**TASK**: Give the number of lines containing the word "image", and nothing else.

**MATERIAL SHOWN**:
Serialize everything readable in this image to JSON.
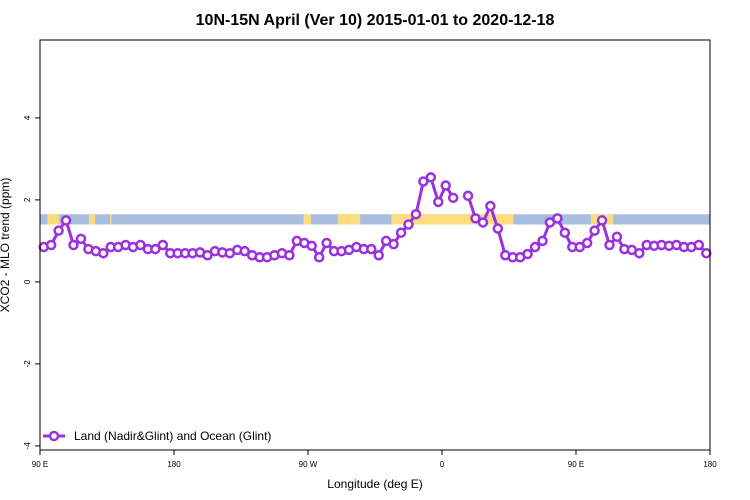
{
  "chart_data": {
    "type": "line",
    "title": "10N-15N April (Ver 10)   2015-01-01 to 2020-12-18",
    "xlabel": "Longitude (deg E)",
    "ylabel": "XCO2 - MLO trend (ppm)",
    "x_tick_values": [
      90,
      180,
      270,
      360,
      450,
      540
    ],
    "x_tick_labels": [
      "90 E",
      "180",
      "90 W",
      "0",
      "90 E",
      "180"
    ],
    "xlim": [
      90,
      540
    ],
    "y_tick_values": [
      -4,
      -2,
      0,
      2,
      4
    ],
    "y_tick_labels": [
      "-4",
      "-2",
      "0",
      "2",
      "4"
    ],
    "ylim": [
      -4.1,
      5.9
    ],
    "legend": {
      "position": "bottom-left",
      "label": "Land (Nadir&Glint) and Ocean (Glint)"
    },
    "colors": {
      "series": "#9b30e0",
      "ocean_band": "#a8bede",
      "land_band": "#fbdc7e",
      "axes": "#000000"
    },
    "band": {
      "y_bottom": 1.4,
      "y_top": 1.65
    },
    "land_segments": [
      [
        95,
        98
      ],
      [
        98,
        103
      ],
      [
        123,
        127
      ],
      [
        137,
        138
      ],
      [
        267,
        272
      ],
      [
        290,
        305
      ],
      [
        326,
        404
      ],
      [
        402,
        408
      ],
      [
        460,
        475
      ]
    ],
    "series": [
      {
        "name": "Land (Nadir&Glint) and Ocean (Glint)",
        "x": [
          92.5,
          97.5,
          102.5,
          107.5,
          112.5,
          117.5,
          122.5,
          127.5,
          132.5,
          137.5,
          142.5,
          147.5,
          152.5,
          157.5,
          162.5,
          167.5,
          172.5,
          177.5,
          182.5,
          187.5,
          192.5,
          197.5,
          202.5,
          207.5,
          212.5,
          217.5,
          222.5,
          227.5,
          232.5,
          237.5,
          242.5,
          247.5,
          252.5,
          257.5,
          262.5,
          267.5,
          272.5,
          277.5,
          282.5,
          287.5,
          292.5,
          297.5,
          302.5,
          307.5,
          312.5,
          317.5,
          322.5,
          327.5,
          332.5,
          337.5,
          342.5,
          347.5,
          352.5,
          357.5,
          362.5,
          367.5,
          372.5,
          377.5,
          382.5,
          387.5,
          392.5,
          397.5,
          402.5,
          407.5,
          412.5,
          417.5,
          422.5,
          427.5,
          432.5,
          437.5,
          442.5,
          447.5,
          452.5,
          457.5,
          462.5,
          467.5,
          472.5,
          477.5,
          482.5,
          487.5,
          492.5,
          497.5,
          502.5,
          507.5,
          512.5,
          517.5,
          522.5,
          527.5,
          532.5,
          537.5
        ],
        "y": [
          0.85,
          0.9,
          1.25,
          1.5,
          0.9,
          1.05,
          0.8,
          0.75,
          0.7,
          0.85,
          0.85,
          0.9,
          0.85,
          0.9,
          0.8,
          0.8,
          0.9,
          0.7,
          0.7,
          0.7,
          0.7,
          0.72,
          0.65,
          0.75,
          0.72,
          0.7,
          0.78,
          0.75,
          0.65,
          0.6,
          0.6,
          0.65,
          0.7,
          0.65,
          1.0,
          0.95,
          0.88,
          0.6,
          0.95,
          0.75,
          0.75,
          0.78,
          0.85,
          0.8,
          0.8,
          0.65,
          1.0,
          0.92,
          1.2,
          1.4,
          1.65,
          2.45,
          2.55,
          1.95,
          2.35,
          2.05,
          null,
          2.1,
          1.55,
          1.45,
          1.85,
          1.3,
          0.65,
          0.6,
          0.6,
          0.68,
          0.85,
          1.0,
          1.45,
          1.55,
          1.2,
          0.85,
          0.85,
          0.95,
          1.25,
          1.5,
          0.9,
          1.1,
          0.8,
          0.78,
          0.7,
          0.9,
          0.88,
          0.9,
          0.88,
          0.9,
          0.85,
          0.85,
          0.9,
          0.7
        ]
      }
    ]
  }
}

==

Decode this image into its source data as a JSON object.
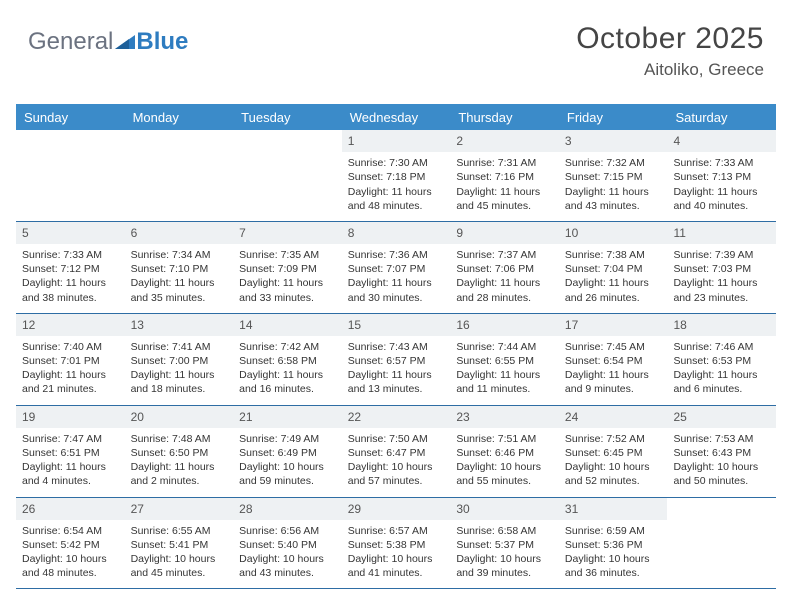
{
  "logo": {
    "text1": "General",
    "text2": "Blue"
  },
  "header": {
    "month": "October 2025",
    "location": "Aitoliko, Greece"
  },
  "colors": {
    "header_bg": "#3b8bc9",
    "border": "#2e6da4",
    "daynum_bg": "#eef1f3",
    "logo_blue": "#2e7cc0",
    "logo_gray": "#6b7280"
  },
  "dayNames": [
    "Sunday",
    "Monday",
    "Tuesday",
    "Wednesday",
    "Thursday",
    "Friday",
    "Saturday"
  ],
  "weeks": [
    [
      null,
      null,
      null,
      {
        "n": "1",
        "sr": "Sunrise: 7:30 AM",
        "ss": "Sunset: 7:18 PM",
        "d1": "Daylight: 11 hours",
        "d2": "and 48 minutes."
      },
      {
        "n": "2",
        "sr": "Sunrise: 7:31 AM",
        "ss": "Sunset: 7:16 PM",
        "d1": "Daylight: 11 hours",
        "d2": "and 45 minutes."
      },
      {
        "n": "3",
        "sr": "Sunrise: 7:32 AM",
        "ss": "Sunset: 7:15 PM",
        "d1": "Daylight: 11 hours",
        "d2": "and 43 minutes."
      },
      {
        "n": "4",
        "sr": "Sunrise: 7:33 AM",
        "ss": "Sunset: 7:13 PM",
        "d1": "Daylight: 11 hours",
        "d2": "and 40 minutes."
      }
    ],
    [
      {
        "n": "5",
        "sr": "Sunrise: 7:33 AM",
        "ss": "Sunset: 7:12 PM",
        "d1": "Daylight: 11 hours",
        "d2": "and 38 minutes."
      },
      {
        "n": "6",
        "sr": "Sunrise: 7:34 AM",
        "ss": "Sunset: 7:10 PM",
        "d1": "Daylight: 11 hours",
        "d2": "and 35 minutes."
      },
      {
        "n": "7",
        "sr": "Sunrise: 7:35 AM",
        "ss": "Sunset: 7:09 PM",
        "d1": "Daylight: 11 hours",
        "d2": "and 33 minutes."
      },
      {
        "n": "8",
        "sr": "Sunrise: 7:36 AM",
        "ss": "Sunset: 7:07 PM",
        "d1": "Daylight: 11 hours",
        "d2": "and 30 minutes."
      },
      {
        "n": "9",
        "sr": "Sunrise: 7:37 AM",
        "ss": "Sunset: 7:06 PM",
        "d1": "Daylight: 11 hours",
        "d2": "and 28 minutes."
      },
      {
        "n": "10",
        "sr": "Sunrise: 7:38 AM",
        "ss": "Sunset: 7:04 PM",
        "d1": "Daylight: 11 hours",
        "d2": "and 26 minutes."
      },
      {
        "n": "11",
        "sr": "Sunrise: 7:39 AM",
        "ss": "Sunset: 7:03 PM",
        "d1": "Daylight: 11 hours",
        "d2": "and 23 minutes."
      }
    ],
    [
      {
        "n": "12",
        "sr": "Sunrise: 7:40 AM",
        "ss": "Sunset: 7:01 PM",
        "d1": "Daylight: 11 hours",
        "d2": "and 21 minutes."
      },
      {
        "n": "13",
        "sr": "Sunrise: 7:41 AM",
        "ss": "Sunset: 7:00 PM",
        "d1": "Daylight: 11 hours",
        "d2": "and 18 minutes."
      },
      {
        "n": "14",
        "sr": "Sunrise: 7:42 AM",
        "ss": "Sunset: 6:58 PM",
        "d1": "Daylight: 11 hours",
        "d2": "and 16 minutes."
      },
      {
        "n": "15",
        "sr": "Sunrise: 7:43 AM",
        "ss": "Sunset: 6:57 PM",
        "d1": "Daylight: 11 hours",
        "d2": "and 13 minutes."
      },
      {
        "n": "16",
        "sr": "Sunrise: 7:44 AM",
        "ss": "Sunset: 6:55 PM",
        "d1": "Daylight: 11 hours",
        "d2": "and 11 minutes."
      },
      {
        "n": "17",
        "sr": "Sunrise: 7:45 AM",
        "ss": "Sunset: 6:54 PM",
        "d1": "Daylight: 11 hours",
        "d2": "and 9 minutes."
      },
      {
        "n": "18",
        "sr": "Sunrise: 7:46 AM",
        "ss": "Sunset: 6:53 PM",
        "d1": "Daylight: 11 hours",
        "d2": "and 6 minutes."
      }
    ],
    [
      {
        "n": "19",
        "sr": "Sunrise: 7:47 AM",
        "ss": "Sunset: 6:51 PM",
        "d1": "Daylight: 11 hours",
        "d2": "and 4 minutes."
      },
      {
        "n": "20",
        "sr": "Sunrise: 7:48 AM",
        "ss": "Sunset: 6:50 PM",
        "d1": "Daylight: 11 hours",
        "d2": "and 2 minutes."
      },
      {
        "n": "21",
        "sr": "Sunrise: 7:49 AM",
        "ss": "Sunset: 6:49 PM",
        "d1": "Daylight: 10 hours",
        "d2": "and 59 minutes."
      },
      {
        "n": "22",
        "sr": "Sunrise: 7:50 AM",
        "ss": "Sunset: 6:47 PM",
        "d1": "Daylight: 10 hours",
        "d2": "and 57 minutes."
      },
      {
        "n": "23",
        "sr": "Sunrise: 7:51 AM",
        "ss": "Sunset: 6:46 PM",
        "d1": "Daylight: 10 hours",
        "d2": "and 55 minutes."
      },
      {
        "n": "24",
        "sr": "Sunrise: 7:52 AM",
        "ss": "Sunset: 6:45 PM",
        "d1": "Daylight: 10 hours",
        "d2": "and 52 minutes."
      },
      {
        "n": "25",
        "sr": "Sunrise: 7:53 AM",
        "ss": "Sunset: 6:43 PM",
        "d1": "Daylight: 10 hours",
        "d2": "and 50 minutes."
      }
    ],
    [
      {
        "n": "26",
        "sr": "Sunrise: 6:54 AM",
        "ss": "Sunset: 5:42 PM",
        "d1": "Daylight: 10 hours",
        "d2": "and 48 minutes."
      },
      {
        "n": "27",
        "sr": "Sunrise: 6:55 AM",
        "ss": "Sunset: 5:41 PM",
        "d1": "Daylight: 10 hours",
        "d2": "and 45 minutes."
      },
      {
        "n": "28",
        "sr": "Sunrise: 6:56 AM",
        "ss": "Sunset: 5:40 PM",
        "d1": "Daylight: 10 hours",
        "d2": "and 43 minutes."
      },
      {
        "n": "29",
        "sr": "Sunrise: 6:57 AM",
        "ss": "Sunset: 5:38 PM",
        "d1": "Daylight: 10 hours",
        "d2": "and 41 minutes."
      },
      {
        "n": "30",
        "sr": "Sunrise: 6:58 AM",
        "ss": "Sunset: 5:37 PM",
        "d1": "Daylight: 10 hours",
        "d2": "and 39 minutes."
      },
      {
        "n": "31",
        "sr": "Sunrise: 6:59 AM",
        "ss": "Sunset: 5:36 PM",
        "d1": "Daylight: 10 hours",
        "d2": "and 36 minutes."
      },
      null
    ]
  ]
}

**SOLUTION**: 2